[start of Rows]

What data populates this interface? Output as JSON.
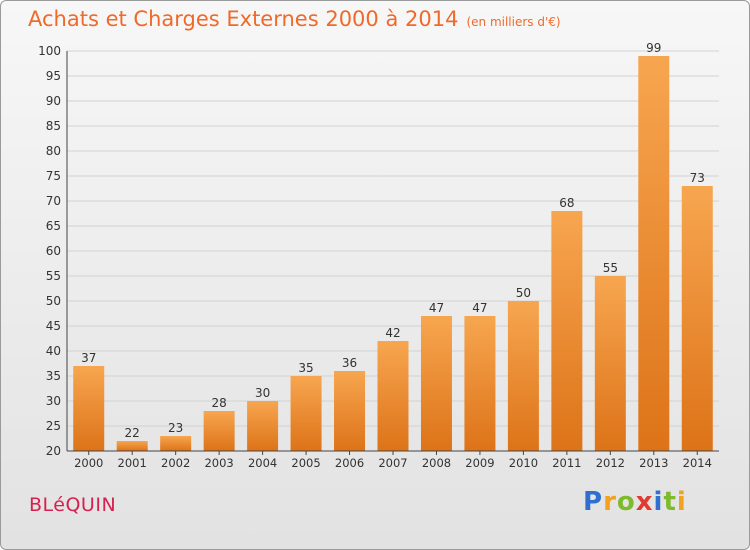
{
  "title": "Achats et Charges Externes 2000 à 2014",
  "subtitle": "(en milliers d'€)",
  "town": "BLéQUIN",
  "brand": {
    "letters": [
      "P",
      "r",
      "o",
      "x",
      "i",
      "t",
      "i"
    ],
    "colors": [
      "#2f6fd0",
      "#f2a21e",
      "#7dbb2a",
      "#e23a2e",
      "#2f6fd0",
      "#7dbb2a",
      "#f2a21e"
    ]
  },
  "chart_data": {
    "type": "bar",
    "title": "Achats et Charges Externes 2000 à 2014",
    "categories": [
      "2000",
      "2001",
      "2002",
      "2003",
      "2004",
      "2005",
      "2006",
      "2007",
      "2008",
      "2009",
      "2010",
      "2011",
      "2012",
      "2013",
      "2014"
    ],
    "values": [
      37,
      22,
      23,
      28,
      30,
      35,
      36,
      42,
      47,
      47,
      50,
      68,
      55,
      99,
      73
    ],
    "ylim": [
      20,
      100
    ],
    "yticks": [
      20,
      25,
      30,
      35,
      40,
      45,
      50,
      55,
      60,
      65,
      70,
      75,
      80,
      85,
      90,
      95,
      100
    ],
    "grid": true,
    "bar_color_top": "#f7a650",
    "bar_color_bottom": "#dd7318"
  }
}
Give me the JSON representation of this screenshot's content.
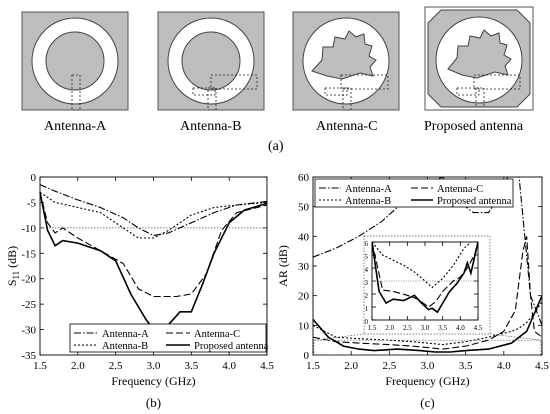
{
  "antennas": {
    "labels": [
      "Antenna-A",
      "Antenna-B",
      "Antenna-C",
      "Proposed antenna"
    ],
    "caption": "(a)"
  },
  "chart_data": [
    {
      "type": "line",
      "ylabel_main": "S",
      "ylabel_sub": "11",
      "ylabel_unit": " (dB)",
      "xlabel": "Frequency (GHz)",
      "caption": "(b)",
      "xlim": [
        1.5,
        4.5
      ],
      "ylim": [
        -35,
        0
      ],
      "xticks": [
        "1.5",
        "2.0",
        "2.5",
        "3.0",
        "3.5",
        "4.0",
        "4.5"
      ],
      "yticks": [
        "0",
        "-5",
        "-10",
        "-15",
        "-20",
        "-25",
        "-30",
        "-35"
      ],
      "reference_line": -10,
      "legend": [
        "Antenna-A",
        "Antenna-C",
        "Antenna-B",
        "Proposed antenna"
      ],
      "series": [
        {
          "name": "Antenna-A",
          "style": "dashdot",
          "x": [
            1.5,
            1.7,
            2.0,
            2.3,
            2.6,
            2.8,
            3.0,
            3.2,
            3.5,
            3.8,
            4.1,
            4.5
          ],
          "y": [
            -1.5,
            -2.8,
            -4.5,
            -6,
            -8,
            -10,
            -11.5,
            -11,
            -9,
            -7,
            -5.5,
            -4.8
          ]
        },
        {
          "name": "Antenna-B",
          "style": "dotted",
          "x": [
            1.5,
            1.7,
            2.0,
            2.3,
            2.6,
            2.8,
            3.0,
            3.2,
            3.5,
            3.8,
            4.1,
            4.5
          ],
          "y": [
            -3,
            -5,
            -6,
            -7,
            -10,
            -12,
            -12,
            -10.5,
            -7.5,
            -6,
            -5.5,
            -5
          ]
        },
        {
          "name": "Antenna-C",
          "style": "dashed",
          "x": [
            1.5,
            1.6,
            1.7,
            1.8,
            2.0,
            2.3,
            2.6,
            2.8,
            3.0,
            3.3,
            3.5,
            3.7,
            3.9,
            4.1,
            4.5
          ],
          "y": [
            -3,
            -9,
            -11,
            -10,
            -12,
            -14.5,
            -17,
            -22,
            -23.5,
            -23.5,
            -23,
            -19,
            -10.5,
            -7,
            -5.5
          ]
        },
        {
          "name": "Proposed antenna",
          "style": "solid",
          "x": [
            1.5,
            1.6,
            1.7,
            1.8,
            2.0,
            2.3,
            2.5,
            2.7,
            2.9,
            3.0,
            3.2,
            3.35,
            3.5,
            3.65,
            3.8,
            4.0,
            4.2,
            4.5
          ],
          "y": [
            -3,
            -10.5,
            -13.5,
            -12.5,
            -13,
            -14.5,
            -16.5,
            -23,
            -28,
            -30,
            -29,
            -26.5,
            -26.5,
            -21,
            -15,
            -9,
            -6.5,
            -5.2
          ]
        }
      ]
    },
    {
      "type": "line",
      "ylabel": "AR (dB)",
      "xlabel": "Frequency (GHz)",
      "caption": "(c)",
      "xlim": [
        1.5,
        4.5
      ],
      "ylim": [
        0,
        60
      ],
      "xticks": [
        "1.5",
        "2.0",
        "2.5",
        "3.0",
        "3.5",
        "4.0",
        "4.5"
      ],
      "yticks": [
        "0",
        "10",
        "20",
        "30",
        "40",
        "50",
        "60"
      ],
      "legend": [
        "Antenna-A",
        "Antenna-C",
        "Antenna-B",
        "Proposed antenna"
      ],
      "series": [
        {
          "name": "Antenna-A",
          "style": "dashdot",
          "x": [
            1.5,
            1.8,
            2.1,
            2.4,
            2.7,
            3.0,
            3.2,
            3.4,
            3.6,
            3.8,
            3.95,
            4.05,
            4.2,
            4.35,
            4.5
          ],
          "y": [
            33,
            36,
            40,
            45,
            52,
            58,
            60,
            52,
            48,
            48,
            54,
            60,
            60,
            20,
            10
          ]
        },
        {
          "name": "Antenna-B",
          "style": "dotted",
          "x": [
            1.5,
            1.8,
            2.1,
            2.5,
            2.8,
            3.0,
            3.2,
            3.5,
            3.8,
            4.1,
            4.2,
            4.3,
            4.4,
            4.5
          ],
          "y": [
            10,
            6,
            5.5,
            5,
            4.5,
            4,
            3.5,
            4.5,
            6,
            8,
            9,
            11,
            14,
            18
          ]
        },
        {
          "name": "Antenna-C",
          "style": "dashed",
          "x": [
            1.5,
            1.8,
            2.1,
            2.5,
            2.8,
            3.0,
            3.2,
            3.5,
            3.8,
            4.0,
            4.15,
            4.25,
            4.3,
            4.35,
            4.4,
            4.5
          ],
          "y": [
            6,
            4.5,
            4,
            3.5,
            3,
            2.5,
            2,
            3,
            5,
            8,
            15,
            35,
            40,
            20,
            8,
            6
          ]
        },
        {
          "name": "Proposed antenna",
          "style": "solid",
          "x": [
            1.5,
            1.7,
            1.9,
            2.1,
            2.3,
            2.6,
            2.9,
            3.1,
            3.3,
            3.5,
            3.8,
            4.1,
            4.3,
            4.5
          ],
          "y": [
            12,
            6,
            3,
            2,
            1.5,
            2,
            1.5,
            1,
            1,
            1.5,
            2,
            4,
            8,
            20
          ]
        }
      ],
      "inset": {
        "xticks": [
          "1.5",
          "2.0",
          "2.5",
          "3.0",
          "3.5",
          "4.0",
          "4.5"
        ],
        "yticks": [
          "0",
          "1",
          "2",
          "3",
          "4",
          "5",
          "6"
        ],
        "xlim": [
          1.5,
          4.5
        ],
        "ylim": [
          0,
          6
        ],
        "reference_line": 3,
        "series": [
          {
            "name": "Antenna-B",
            "style": "dotted",
            "x": [
              1.5,
              1.8,
              2.1,
              2.4,
              2.7,
              3.0,
              3.2,
              3.5,
              3.8,
              4.1,
              4.3
            ],
            "y": [
              6,
              5,
              4.6,
              4.2,
              3.7,
              3,
              2.5,
              3.2,
              4.2,
              5.5,
              6
            ]
          },
          {
            "name": "Antenna-C",
            "style": "dashed",
            "x": [
              1.5,
              1.8,
              2.1,
              2.5,
              2.8,
              3.0,
              3.1,
              3.3,
              3.5,
              3.8,
              4.0,
              4.2,
              4.4,
              4.5
            ],
            "y": [
              6,
              2.3,
              2.2,
              1.9,
              1.6,
              1.2,
              1.0,
              1.4,
              2.2,
              3.0,
              3.3,
              4.0,
              5,
              6
            ]
          },
          {
            "name": "Proposed antenna",
            "style": "solid",
            "x": [
              1.5,
              1.7,
              1.9,
              2.1,
              2.4,
              2.7,
              2.9,
              3.1,
              3.2,
              3.35,
              3.5,
              3.7,
              3.9,
              4.1,
              4.2,
              4.3,
              4.5
            ],
            "y": [
              6,
              2.2,
              1.3,
              1.6,
              1.5,
              1.9,
              1.3,
              0.8,
              0.9,
              0.6,
              1.3,
              2.2,
              2.8,
              3.6,
              4.4,
              3.6,
              6
            ]
          }
        ]
      }
    }
  ]
}
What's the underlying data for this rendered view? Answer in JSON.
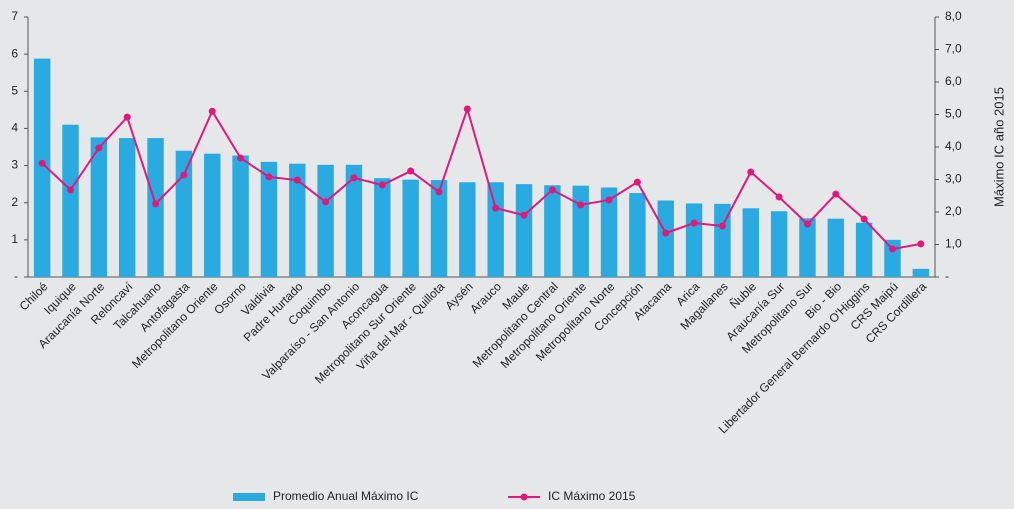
{
  "chart_data": {
    "type": "bar",
    "y2label": "Máximo IC año 2015",
    "categories": [
      "Chiloé",
      "Iquique",
      "Araucanía Norte",
      "Reloncaví",
      "Talcahuano",
      "Antofagasta",
      "Metropolitano Oriente",
      "Osorno",
      "Valdivia",
      "Padre Hurtado",
      "Coquimbo",
      "Valparaíso - San Antonio",
      "Aconcagua",
      "Metropolitano Sur Oriente",
      "Viña del Mar - Quillota",
      "Aysén",
      "Arauco",
      "Maule",
      "Metropolitano Central",
      "Metropolitano Oriente",
      "Metropolitano Norte",
      "Concepción",
      "Atacama",
      "Arica",
      "Magallanes",
      "Ñuble",
      "Araucanía Sur",
      "Metropolitano Sur",
      "Bio - Bio",
      "Libertador General Bernardo O'Higgins",
      "CRS Maipú",
      "CRS Cordillera"
    ],
    "series": [
      {
        "name": "Promedio Anual Máximo IC",
        "type": "bar",
        "color": "#29abe2",
        "values": [
          5.88,
          4.1,
          3.76,
          3.74,
          3.74,
          3.4,
          3.32,
          3.27,
          3.1,
          3.05,
          3.02,
          3.02,
          2.66,
          2.62,
          2.61,
          2.55,
          2.55,
          2.5,
          2.47,
          2.46,
          2.41,
          2.26,
          2.06,
          1.98,
          1.97,
          1.85,
          1.77,
          1.58,
          1.57,
          1.46,
          1.0,
          0.22
        ]
      },
      {
        "name": "IC Máximo 2015",
        "type": "line",
        "axis": "y2",
        "color": "#e0197d",
        "values": [
          3.5,
          2.68,
          3.97,
          4.92,
          2.25,
          3.14,
          5.1,
          3.66,
          3.08,
          2.98,
          2.31,
          3.05,
          2.83,
          3.26,
          2.62,
          5.17,
          2.12,
          1.9,
          2.68,
          2.22,
          2.37,
          2.92,
          1.35,
          1.66,
          1.57,
          3.23,
          2.46,
          1.63,
          2.55,
          1.78,
          0.86,
          1.02
        ]
      }
    ],
    "ylim": [
      0,
      7
    ],
    "yticks": [
      {
        "value": 0,
        "label": "-"
      },
      1,
      2,
      3,
      4,
      5,
      6,
      7
    ],
    "y2lim": [
      0,
      8
    ],
    "y2ticks": [
      {
        "value": 0,
        "label": "-"
      },
      {
        "value": 1,
        "label": "1,0"
      },
      {
        "value": 2,
        "label": "2,0"
      },
      {
        "value": 3,
        "label": "3,0"
      },
      {
        "value": 4,
        "label": "4,0"
      },
      {
        "value": 5,
        "label": "5,0"
      },
      {
        "value": 6,
        "label": "6,0"
      },
      {
        "value": 7,
        "label": "7,0"
      },
      {
        "value": 8,
        "label": "8,0"
      }
    ],
    "legend": "bottom"
  }
}
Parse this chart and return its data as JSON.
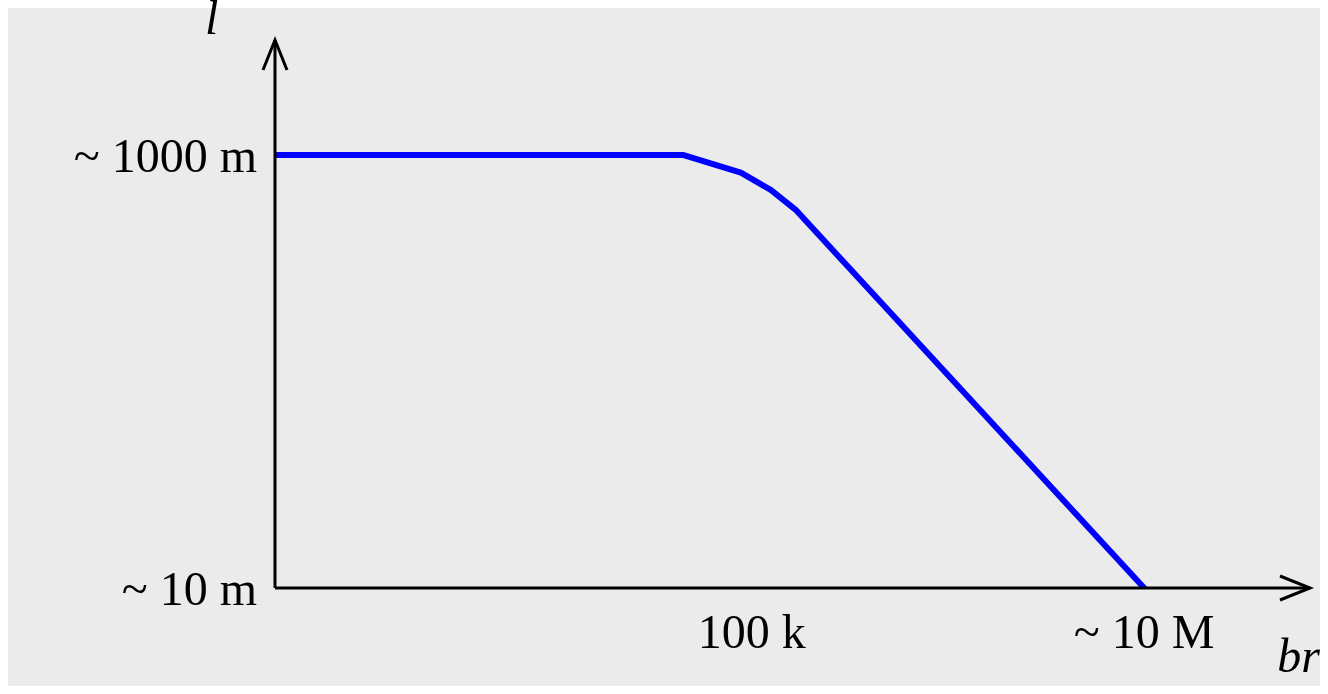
{
  "chart_data": {
    "type": "line",
    "xlabel": "br",
    "ylabel": "l",
    "log": "xy",
    "x": [
      372,
      45000,
      88000,
      125000,
      167000,
      10000000
    ],
    "series": [
      {
        "color": "#0000ff",
        "values": [
          1000,
          1000,
          830,
          690,
          560,
          10
        ]
      }
    ],
    "xlim": [
      372,
      70000000
    ],
    "ylim": [
      10,
      3400
    ],
    "xticks": [
      {
        "value": 100000,
        "label": "100 k"
      },
      {
        "value": 10000000,
        "label": "~ 10 M"
      }
    ],
    "yticks": [
      {
        "value": 1000,
        "label": "~ 1000 m"
      },
      {
        "value": 10,
        "label": "~ 10 m"
      }
    ]
  }
}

[end of Rows]

### What the task asks:
Take the line containing "Parse this chart and return its data as JSON." and all lines after it to the end of the data above, and reproduce them exactly, leaving out pictures. Nothing else belongs in the copy.

### Result below:
Parse this chart and return its data as JSON.
{
  "chart_data": {
    "type": "line",
    "xlabel": "br",
    "ylabel": "l",
    "log": "xy",
    "x": [
      372,
      45000,
      88000,
      125000,
      167000,
      10000000
    ],
    "series": [
      {
        "color": "#0000ff",
        "values": [
          1000,
          1000,
          830,
          690,
          560,
          10
        ]
      }
    ],
    "xlim": [
      372,
      70000000
    ],
    "ylim": [
      10,
      3400
    ],
    "xticks": [
      {
        "value": 100000,
        "label": "100 k"
      },
      {
        "value": 10000000,
        "label": "~ 10 M"
      }
    ],
    "yticks": [
      {
        "value": 1000,
        "label": "~ 1000 m"
      },
      {
        "value": 10,
        "label": "~ 10 m"
      }
    ]
  }
}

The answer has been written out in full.